Blog 5 Principles for a Modern Data Strategy

Taylor Culver

Taylor Culver

Apr 2020

Having worked with a handful of organizations trying to launch or improve upon their data strategies it’s evident that a pattern is emerging. Organizations have made tremendous investments in data but are having less than desired outcomes than originally intended. The reality is that many outcomes were solutions led, that the business has inherited over time, and has not been resourced appropriately to maintain or improve upon the original investment.

Having worked with a handful of organizations trying to launch or improve upon their data strategies it’s evident that a pattern is emerging. Organizations have made tremendous investments in data but are having less than desired outcomes than originally intended. The reality is that many outcomes were solutions led, that the business has inherited over time, and has not been resourced appropriately to maintain or improve upon the original investment. 

 

Furthermore, data teams are being spun up to fix the problem; but absent a clear objective and sponsorship they become an added layer of complexity. Today, now more than ever, it is critical that we revisit our data strategies more than ever to achieve the benefits of machine learning, predictive analytics, and robotic process automation. Business intelligence & reporting is not the stopping point, but rather the beginning.

Purposeful:

  1. Data is not a project, solution or team but rather an ongoing service to the business similar to operations, HR or finance.
  2. Doing nothing with data is an acceptable strategy if there is no business benefit to doing something.

Empowering:

  1. An individual should be held accountable to an organization’s data strategy
    1. This individual is entitled to executive sponsorship and adequate resourcing to do their job to the best service of the organization
      1. If this individual is not resourced appropriately, they are put in a position to fail at which point that individual should consider resigning from the position
      2. If this individual does not resign, they should be reassigned by their manager as data projects can lead to more distraction and negative impact if not properly staffed or managed

 

  1. Having a departmental data strategy is acceptable assuming the organization is willing to carry redundant costs across the organization.
    1. It is common for data to emerge out of a department as different departments carry greater sophistication in their analytical needs than others
    2. When two departments have data teams, a single individual should be put in place above both for oversight.
    3. In the long term, having parallel teams for data will create greater organizational complexity and productivity loss than the efficiency it affords each departmental need

Impactful:

  1. In turn this individual is accountable for demonstrating tangible business impact from managing data.
    1. Offsetting risk, new insights, being innovative, implementing a solution are not avenues for positive & tangible business impact
    2. The only way to demonstrate tangible business impact is through data initiatives that drive financial benefit to the organization.
    3. By eliminating data driven inefficiencies, productivity can be improved
    4. If productivity is improved and no action is taken and there is no economic benefit to the initiative
      1. If the cost of the initiative is greater than the productivity gains identified the project should be stopped until the benefits are better understood
        1. Time spent discussing what data means, manipulating data manually to produce content or improve data quality are all sources of lost productivity.

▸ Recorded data

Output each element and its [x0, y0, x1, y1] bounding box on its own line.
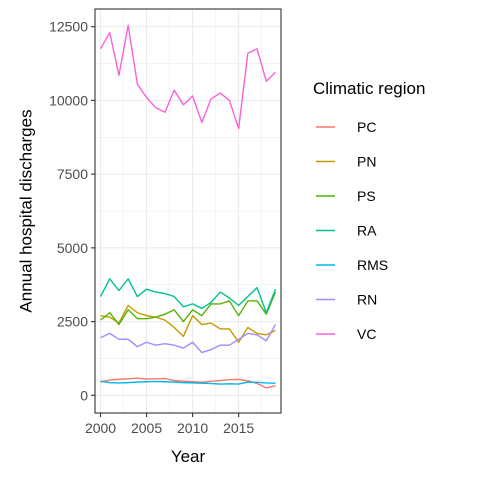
legend-item-pc: PC [316, 119, 376, 135]
legend-label: RN [357, 292, 377, 308]
legend-item-pn: PN [316, 154, 376, 170]
series-line-pn [100, 304, 276, 343]
legend-item-ps: PS [316, 188, 376, 204]
series-line-ps [100, 291, 277, 326]
y-tick-label: 5000 [57, 240, 88, 256]
series-line-ra [99, 278, 277, 314]
legend-label: RMS [357, 257, 388, 273]
legend-label: VC [357, 326, 376, 342]
y-tick-label: 2500 [57, 314, 88, 330]
legend-label: PC [357, 119, 376, 135]
series-line-rn [100, 324, 277, 354]
legend-label: PS [357, 188, 376, 204]
legend-label: PN [357, 154, 376, 170]
x-tick-label: 2005 [131, 420, 162, 436]
x-tick-label: 2015 [223, 420, 254, 436]
y-tick-label: 0 [80, 387, 88, 403]
series-line-rms [100, 380, 276, 385]
legend-title: Climatic region [313, 79, 425, 98]
y-tick-label: 10000 [49, 92, 88, 108]
y-axis-title: Annual hospital discharges [16, 109, 35, 312]
legend-item-vc: VC [316, 326, 376, 342]
legend-item-ra: RA [316, 223, 377, 239]
plot-panel-border [94, 8, 282, 414]
legend-item-rms: RMS [316, 257, 388, 273]
series-lines [99, 24, 277, 389]
x-tick-label: 2010 [177, 420, 208, 436]
legend-item-rn: RN [316, 292, 377, 308]
y-axis-ticks: 0 2500 5000 7500 10000 12500 [49, 19, 95, 403]
x-axis-ticks: 2000 2005 2010 2015 [85, 413, 254, 436]
x-axis-title: Year [171, 447, 206, 466]
series-line-pc [100, 377, 276, 389]
y-tick-label: 12500 [49, 19, 88, 35]
y-tick-label: 7500 [57, 166, 88, 182]
legend: PC PN PS RA RMS RN VC [316, 119, 388, 342]
series-line-vc [99, 24, 276, 130]
legend-label: RA [357, 223, 377, 239]
x-tick-label: 2000 [85, 420, 116, 436]
minor-gridlines [95, 9, 281, 413]
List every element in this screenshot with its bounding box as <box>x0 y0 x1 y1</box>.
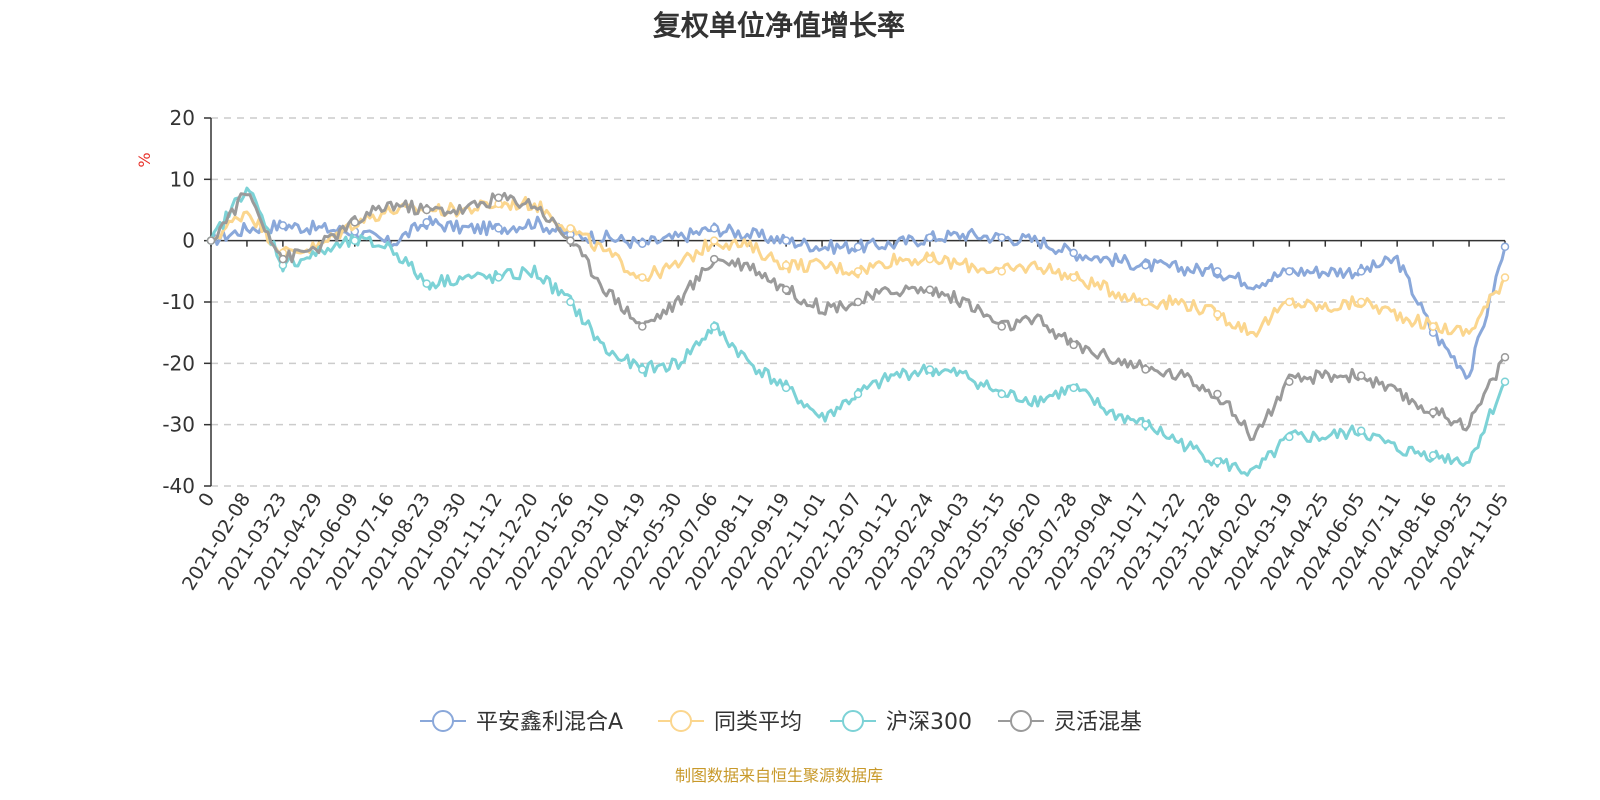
data-point <box>997 322 1007 331</box>
data-point <box>638 322 647 331</box>
data-point <box>1069 273 1078 282</box>
data-point <box>350 236 360 245</box>
data-point <box>1141 420 1150 429</box>
data-point <box>494 273 503 282</box>
data-point <box>1069 383 1078 393</box>
y-tick-label: 0 <box>182 229 195 253</box>
data-point <box>925 254 935 264</box>
data-point <box>1500 377 1510 386</box>
data-point <box>566 297 575 307</box>
data-point <box>1500 273 1510 282</box>
data-point <box>206 236 216 245</box>
y-tick-label: 10 <box>170 167 195 191</box>
data-point <box>1141 297 1150 307</box>
data-point <box>278 254 288 264</box>
data-point <box>1213 389 1222 399</box>
data-point <box>566 224 575 233</box>
data-source-note: 制图数据来自恒生聚源数据库 <box>674 766 883 785</box>
data-point <box>997 389 1007 399</box>
line-chart: 20100-10-20-30-4002021-02-082021-03-2320… <box>135 106 1513 735</box>
y-tick-label: -30 <box>162 413 195 437</box>
data-point <box>1213 457 1222 466</box>
legend-label: 平安鑫利混合A <box>476 710 623 735</box>
data-point <box>1285 432 1294 442</box>
data-point <box>709 236 719 245</box>
y-tick-label: -40 <box>162 474 195 498</box>
legend[interactable]: 平安鑫利混合A 同类平均 沪深300 灵活混基 <box>420 710 1142 735</box>
data-point <box>1213 310 1222 319</box>
data-point <box>1141 365 1150 374</box>
data-point <box>853 297 863 307</box>
data-point <box>1500 352 1510 362</box>
y-tick-label: 20 <box>170 106 195 130</box>
data-point <box>494 193 503 202</box>
data-point <box>709 224 719 233</box>
data-point <box>709 322 719 331</box>
data-point <box>638 239 647 248</box>
data-point <box>1285 267 1294 276</box>
y-tick-label: -20 <box>162 351 195 375</box>
data-point <box>1285 297 1294 307</box>
y-axis-unit: % <box>135 152 154 167</box>
data-point <box>422 279 431 288</box>
data-point <box>1356 267 1366 276</box>
data-point <box>1069 248 1078 258</box>
data-point <box>925 285 935 294</box>
series-line-4 <box>210 191 1507 442</box>
data-point <box>781 236 791 245</box>
data-point <box>278 221 288 230</box>
legend-circle-icon <box>1010 710 1032 732</box>
data-point <box>853 389 863 399</box>
data-point <box>781 285 791 294</box>
y-tick-label: -10 <box>162 290 195 314</box>
data-point <box>494 224 503 233</box>
x-tick-label: 0 <box>194 489 219 511</box>
data-point <box>925 233 935 242</box>
chart-title: 复权单位净值增长率 <box>652 9 905 42</box>
legend-item-1[interactable]: 平安鑫利混合A <box>420 710 623 735</box>
data-point <box>925 365 935 374</box>
data-point <box>638 273 647 282</box>
data-point <box>422 218 431 227</box>
legend-item-3[interactable]: 沪深300 <box>830 710 972 735</box>
series-line-2 <box>210 196 1507 338</box>
legend-item-2[interactable]: 同类平均 <box>658 710 802 735</box>
data-point <box>997 267 1007 276</box>
legend-item-4[interactable]: 灵活混基 <box>998 710 1142 735</box>
legend-circle-icon <box>842 710 864 732</box>
series-lines <box>206 186 1510 477</box>
data-point <box>350 218 360 227</box>
data-point <box>853 267 863 276</box>
legend-label: 灵活混基 <box>1054 710 1142 735</box>
legend-circle-icon <box>432 710 454 732</box>
legend-circle-icon <box>670 710 692 732</box>
data-point <box>638 365 647 374</box>
data-point <box>997 233 1007 242</box>
data-point <box>709 254 719 264</box>
data-point <box>1500 242 1510 252</box>
data-point <box>1428 451 1438 460</box>
data-point <box>422 205 431 215</box>
data-point <box>853 242 863 252</box>
data-point <box>1285 377 1294 386</box>
data-point <box>1069 340 1078 350</box>
data-point <box>566 236 575 245</box>
data-point <box>1356 371 1366 380</box>
legend-label: 同类平均 <box>714 710 802 735</box>
data-point <box>781 383 791 393</box>
data-point <box>1428 322 1438 331</box>
data-point <box>1213 267 1222 276</box>
data-point <box>1356 297 1366 307</box>
data-point <box>781 260 791 270</box>
data-point <box>1356 426 1366 436</box>
legend-label: 沪深300 <box>886 710 972 735</box>
data-point <box>1141 260 1150 270</box>
data-point <box>1428 408 1438 417</box>
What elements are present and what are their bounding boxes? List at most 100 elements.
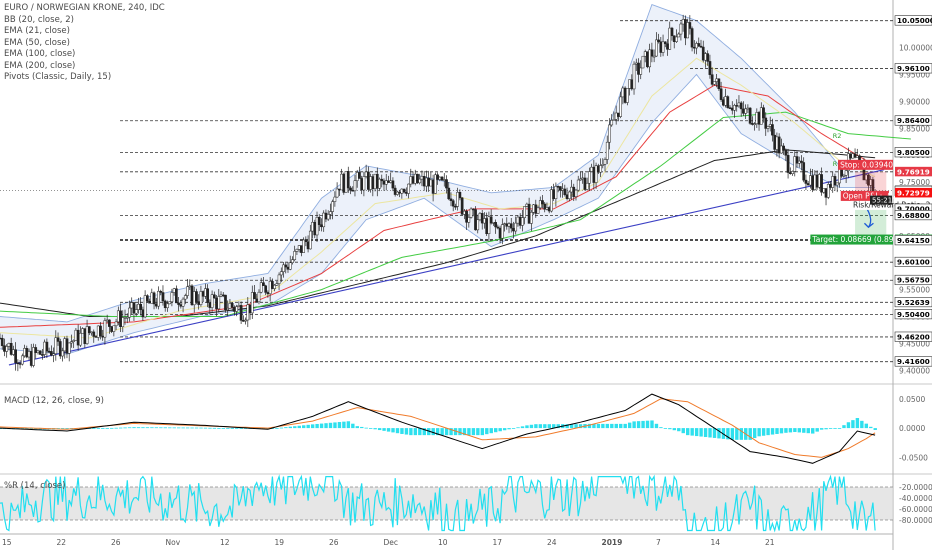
macd-histogram-bar bbox=[355, 426, 359, 429]
candle-body bbox=[279, 271, 283, 276]
time-tick-label: 12 bbox=[220, 538, 230, 547]
candle-body bbox=[570, 186, 573, 193]
macd-histogram-bar bbox=[605, 423, 610, 429]
candle-body bbox=[730, 107, 734, 111]
candle-body bbox=[480, 213, 484, 224]
candle-body bbox=[402, 188, 406, 193]
price-tick-label: 9.45000 bbox=[899, 339, 930, 348]
macd-histogram-bar bbox=[757, 428, 761, 437]
time-tick-label: 24 bbox=[547, 538, 557, 547]
indicator-legend: EURO / NORWEGIAN KRONE, 240, IDC BB (20,… bbox=[4, 3, 165, 84]
candle-body bbox=[351, 189, 355, 192]
candle-body bbox=[103, 320, 107, 338]
candle-body bbox=[27, 351, 31, 358]
candle-body bbox=[293, 251, 297, 260]
candle-body bbox=[753, 123, 756, 126]
candle-body bbox=[183, 295, 187, 300]
candle-body bbox=[311, 221, 314, 232]
candle-body bbox=[494, 222, 497, 228]
chart-title: EURO / NORWEGIAN KRONE, 240, IDC bbox=[4, 3, 165, 13]
candle-body bbox=[610, 120, 614, 126]
candle-body bbox=[96, 325, 100, 338]
macd-histogram-bar bbox=[212, 427, 217, 429]
macd-histogram-bar bbox=[846, 422, 851, 429]
macd-histogram-bar bbox=[440, 428, 444, 436]
candle-body bbox=[255, 298, 259, 303]
candle-body bbox=[20, 355, 24, 365]
macd-histogram-bar bbox=[529, 424, 534, 429]
target-label: Target: 0.08669 (0.89%) 866.9, Am bbox=[811, 235, 932, 244]
macd-histogram-bar bbox=[681, 428, 685, 434]
price-level-tag-bg bbox=[894, 297, 932, 308]
candle-body bbox=[514, 222, 518, 232]
candle-body bbox=[596, 165, 600, 173]
candle-body bbox=[599, 165, 602, 173]
macd-histogram-bar bbox=[275, 428, 279, 429]
candle-body bbox=[56, 337, 60, 342]
macd-title: MACD (12, 26, close, 9) bbox=[4, 396, 104, 406]
candle-body bbox=[190, 285, 194, 306]
candle-body bbox=[208, 302, 212, 308]
candle-body bbox=[442, 179, 446, 181]
candle-body bbox=[621, 87, 625, 98]
macd-histogram-bar bbox=[337, 422, 342, 429]
candle-body bbox=[853, 153, 857, 158]
candle-body bbox=[695, 43, 698, 49]
macd-histogram-bar bbox=[476, 428, 480, 436]
candle-body bbox=[668, 27, 672, 50]
candle-body bbox=[449, 198, 453, 201]
candle-body bbox=[320, 224, 323, 228]
candle-body bbox=[331, 201, 334, 212]
macd-histogram-bar bbox=[788, 428, 793, 433]
macd-histogram-bar bbox=[230, 428, 234, 429]
candle-body bbox=[737, 102, 741, 107]
candle-body bbox=[23, 348, 26, 357]
candle-body bbox=[291, 259, 294, 263]
macd-histogram-bar bbox=[368, 428, 373, 429]
macd-histogram-bar bbox=[726, 428, 730, 440]
price-tick-label: 9.40000 bbox=[899, 366, 930, 375]
candle-body bbox=[733, 105, 736, 111]
macd-histogram-bar bbox=[650, 420, 654, 429]
candle-body bbox=[485, 218, 489, 234]
candle-body bbox=[204, 288, 207, 297]
candle-body bbox=[433, 174, 437, 194]
candle-body bbox=[54, 337, 58, 354]
candle-body bbox=[583, 177, 587, 190]
candle-body bbox=[92, 331, 96, 337]
candle-body bbox=[241, 320, 245, 322]
candle-body bbox=[521, 217, 524, 226]
candle-body bbox=[431, 179, 435, 194]
candle-body bbox=[85, 326, 89, 344]
macd-histogram-bar bbox=[422, 428, 426, 436]
macd-histogram-bar bbox=[672, 428, 677, 431]
candle-body bbox=[342, 173, 346, 193]
candle-body bbox=[661, 41, 665, 53]
candle-body bbox=[34, 347, 38, 353]
price-tick-label: 9.95000 bbox=[899, 70, 930, 79]
wr-title: %R (14, close) bbox=[4, 481, 66, 491]
candle-body bbox=[119, 310, 122, 327]
macd-histogram-bar bbox=[25, 428, 29, 430]
candle-body bbox=[197, 301, 201, 305]
candle-body bbox=[188, 285, 192, 288]
macd-histogram-bar bbox=[288, 426, 293, 429]
candle-body bbox=[456, 191, 460, 207]
macd-histogram-bar bbox=[427, 428, 431, 436]
candle-body bbox=[166, 303, 169, 309]
macd-line bbox=[0, 393, 876, 464]
macd-histogram-bar bbox=[833, 428, 837, 429]
macd-histogram-bar bbox=[203, 427, 208, 429]
macd-histogram-bar bbox=[699, 428, 703, 437]
macd-histogram-bar bbox=[873, 428, 877, 430]
candle-body bbox=[806, 183, 810, 186]
macd-histogram-bar bbox=[717, 428, 721, 439]
candle-body bbox=[65, 338, 69, 354]
candle-body bbox=[94, 336, 98, 338]
candle-body bbox=[574, 189, 578, 197]
candle-body bbox=[128, 307, 131, 318]
candle-body bbox=[344, 171, 348, 193]
rr-label: Risk/Reward Ratio: 2. bbox=[853, 200, 932, 209]
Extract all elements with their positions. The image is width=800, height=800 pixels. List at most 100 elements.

▸ TASK GOAL
In the text on data strategy, what should happen when an initiative's cost exceeds the productivity gains identified? The listing is separate material, independent of the text on data strategy.

▸ SOLUTION FOR THIS EXERCISE
The project should be stopped until the benefits are better understood.